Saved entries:
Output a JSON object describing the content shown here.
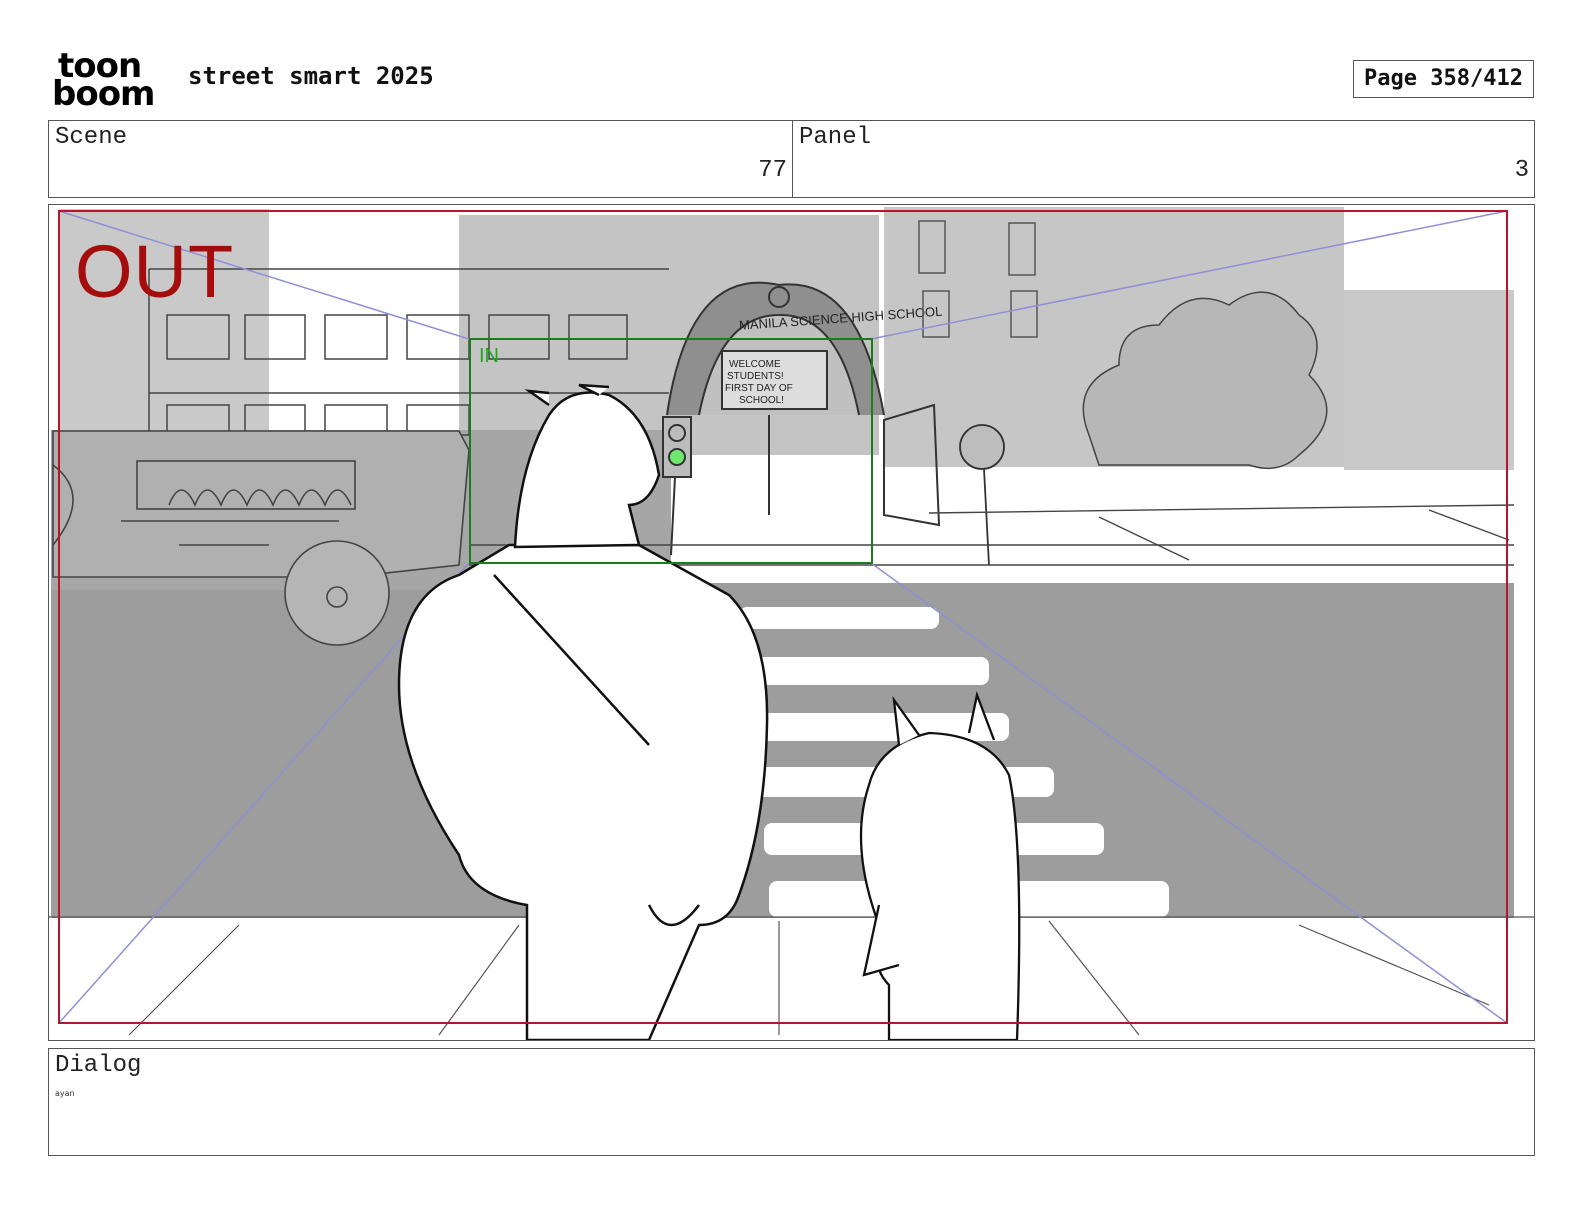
{
  "header": {
    "logo_line1": "toon",
    "logo_line2": "boom",
    "project_title": "street smart 2025",
    "page_label": "Page 358/412"
  },
  "scene": {
    "label": "Scene",
    "value": "77"
  },
  "panel": {
    "label": "Panel",
    "value": "3"
  },
  "artwork": {
    "out_label": "OUT",
    "in_label": "IN",
    "school_arch_text": "MANILA SCIENCE HIGH SCHOOL",
    "banner_line1": "WELCOME",
    "banner_line2": "STUDENTS!",
    "banner_line3": "FIRST DAY OF",
    "banner_line4": "SCHOOL!",
    "colors": {
      "out_frame": "#b5162b",
      "in_frame": "#1f7a1f",
      "perspective_lines": "#8f90d6",
      "background_gray": "#9b9b9b",
      "light_gray": "#c8c8c8"
    }
  },
  "dialog": {
    "label": "Dialog",
    "text": "ayan"
  }
}
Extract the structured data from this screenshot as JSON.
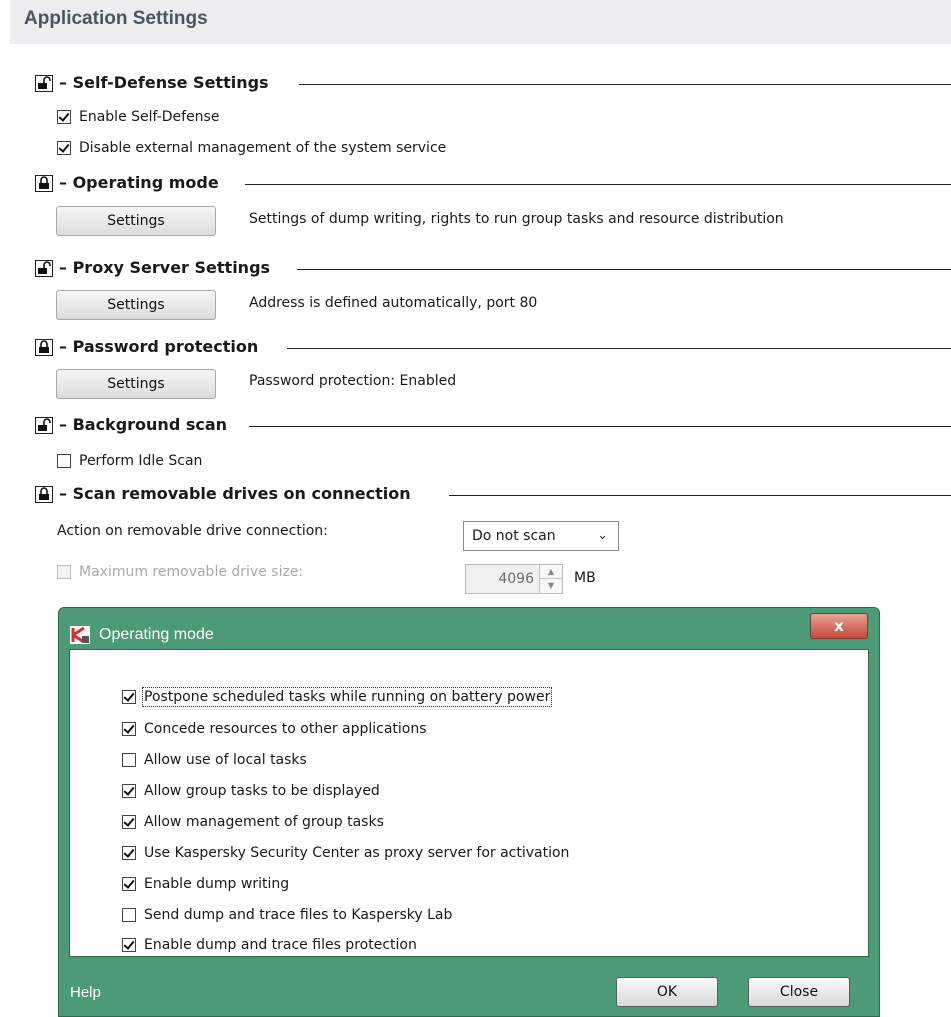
{
  "header": {
    "title": "Application Settings"
  },
  "sections": {
    "self_defense": {
      "title": "Self-Defense Settings",
      "lock": "unlocked",
      "options": [
        {
          "label": "Enable Self-Defense",
          "checked": true
        },
        {
          "label": "Disable external management of the system service",
          "checked": true
        }
      ]
    },
    "operating_mode": {
      "title": "Operating mode",
      "lock": "locked",
      "button": "Settings",
      "description": "Settings of dump writing, rights to run group tasks and resource distribution"
    },
    "proxy": {
      "title": "Proxy Server Settings",
      "lock": "unlocked",
      "button": "Settings",
      "description": "Address is defined automatically, port 80"
    },
    "password": {
      "title": "Password protection",
      "lock": "locked",
      "button": "Settings",
      "description": "Password protection: Enabled"
    },
    "background_scan": {
      "title": "Background scan",
      "lock": "unlocked",
      "options": [
        {
          "label": "Perform Idle Scan",
          "checked": false
        }
      ]
    },
    "removable": {
      "title": "Scan removable drives on connection",
      "lock": "locked",
      "action_label": "Action on removable drive connection:",
      "action_value": "Do not scan",
      "max_size_label": "Maximum removable drive size:",
      "max_size_checked": false,
      "max_size_value": "4096",
      "max_size_unit": "MB"
    }
  },
  "dialog": {
    "title": "Operating mode",
    "options": [
      {
        "label": "Postpone scheduled tasks while running on battery power",
        "checked": true
      },
      {
        "label": "Concede resources to other applications",
        "checked": true
      },
      {
        "label": "Allow use of local tasks",
        "checked": false
      },
      {
        "label": "Allow group tasks to be displayed",
        "checked": true
      },
      {
        "label": "Allow management of group tasks",
        "checked": true
      },
      {
        "label": "Use Kaspersky Security Center as proxy server for activation",
        "checked": true
      },
      {
        "label": "Enable dump writing",
        "checked": true
      },
      {
        "label": "Send dump and trace files to Kaspersky Lab",
        "checked": false
      },
      {
        "label": "Enable dump and trace files protection",
        "checked": true
      }
    ],
    "help": "Help",
    "ok": "OK",
    "close": "Close",
    "close_glyph": "x"
  },
  "colors": {
    "dialog_frame": "#4d9a76",
    "close_button": "#c5493a",
    "header_bg": "#ecedef"
  },
  "icons": {
    "lock_unlocked": "unlocked-padlock-icon",
    "lock_locked": "locked-padlock-icon",
    "app": "kaspersky-k-icon"
  }
}
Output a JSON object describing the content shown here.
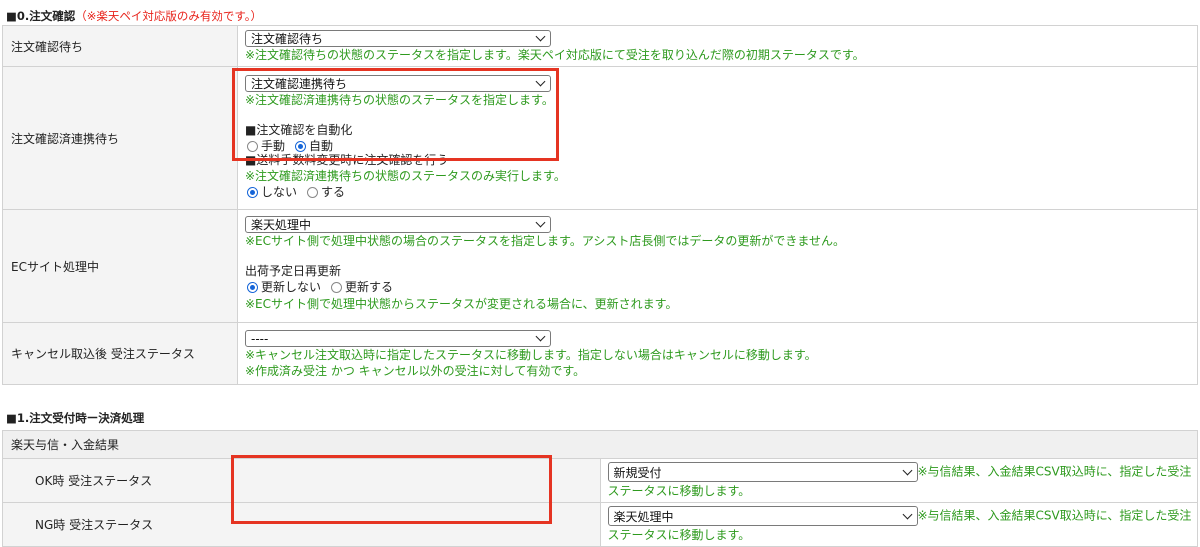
{
  "section0": {
    "title": "■0.注文確認",
    "note": "（※楽天ペイ対応版のみ有効です。）",
    "rows": [
      {
        "label": "注文確認待ち",
        "select": "注文確認待ち",
        "hint": "※注文確認待ちの状態のステータスを指定します。楽天ペイ対応版にて受注を取り込んだ際の初期ステータスです。"
      },
      {
        "label": "注文確認済連携待ち",
        "select": "注文確認連携待ち",
        "hint": "※注文確認済連携待ちの状態のステータスを指定します。",
        "auto_heading": "■注文確認を自動化",
        "auto_options": [
          "手動",
          "自動"
        ],
        "shipping_heading": "■送料手数料変更時に注文確認を行う",
        "shipping_hint": "※注文確認済連携待ちの状態のステータスのみ実行します。",
        "shipping_options": [
          "しない",
          "する"
        ]
      },
      {
        "label": "ECサイト処理中",
        "select": "楽天処理中",
        "hint": "※ECサイト側で処理中状態の場合のステータスを指定します。アシスト店長側ではデータの更新ができません。",
        "reship_heading": "出荷予定日再更新",
        "reship_options": [
          "更新しない",
          "更新する"
        ],
        "reship_hint": "※ECサイト側で処理中状態からステータスが変更される場合に、更新されます。"
      },
      {
        "label": "キャンセル取込後 受注ステータス",
        "select": "----",
        "hint1": "※キャンセル注文取込時に指定したステータスに移動します。指定しない場合はキャンセルに移動します。",
        "hint2": "※作成済み受注 かつ キャンセル以外の受注に対して有効です。"
      }
    ]
  },
  "section1": {
    "title": "■1.注文受付時ー決済処理",
    "group_label": "楽天与信・入金結果",
    "rows": [
      {
        "label": "OK時 受注ステータス",
        "select": "新規受付",
        "hint": "※与信結果、入金結果CSV取込時に、指定した受注ステータスに移動します。"
      },
      {
        "label": "NG時 受注ステータス",
        "select": "楽天処理中",
        "hint": "※与信結果、入金結果CSV取込時に、指定した受注ステータスに移動します。"
      }
    ]
  },
  "colors": {
    "hint": "#2e9a1e",
    "note": "#e8231b",
    "highlight": "#e53422",
    "radio_on": "#1565d8"
  },
  "icons": [
    "chevron-down-icon",
    "radio-checked-icon",
    "radio-unchecked-icon"
  ]
}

### YOUR TASK
Every line of the records that includes the word "protection" should be gathered.

### ANSWER BELOW
      "title": "Password protection",
      "description": "Password protection: Enabled"
        "label": "Enable dump and trace files protection",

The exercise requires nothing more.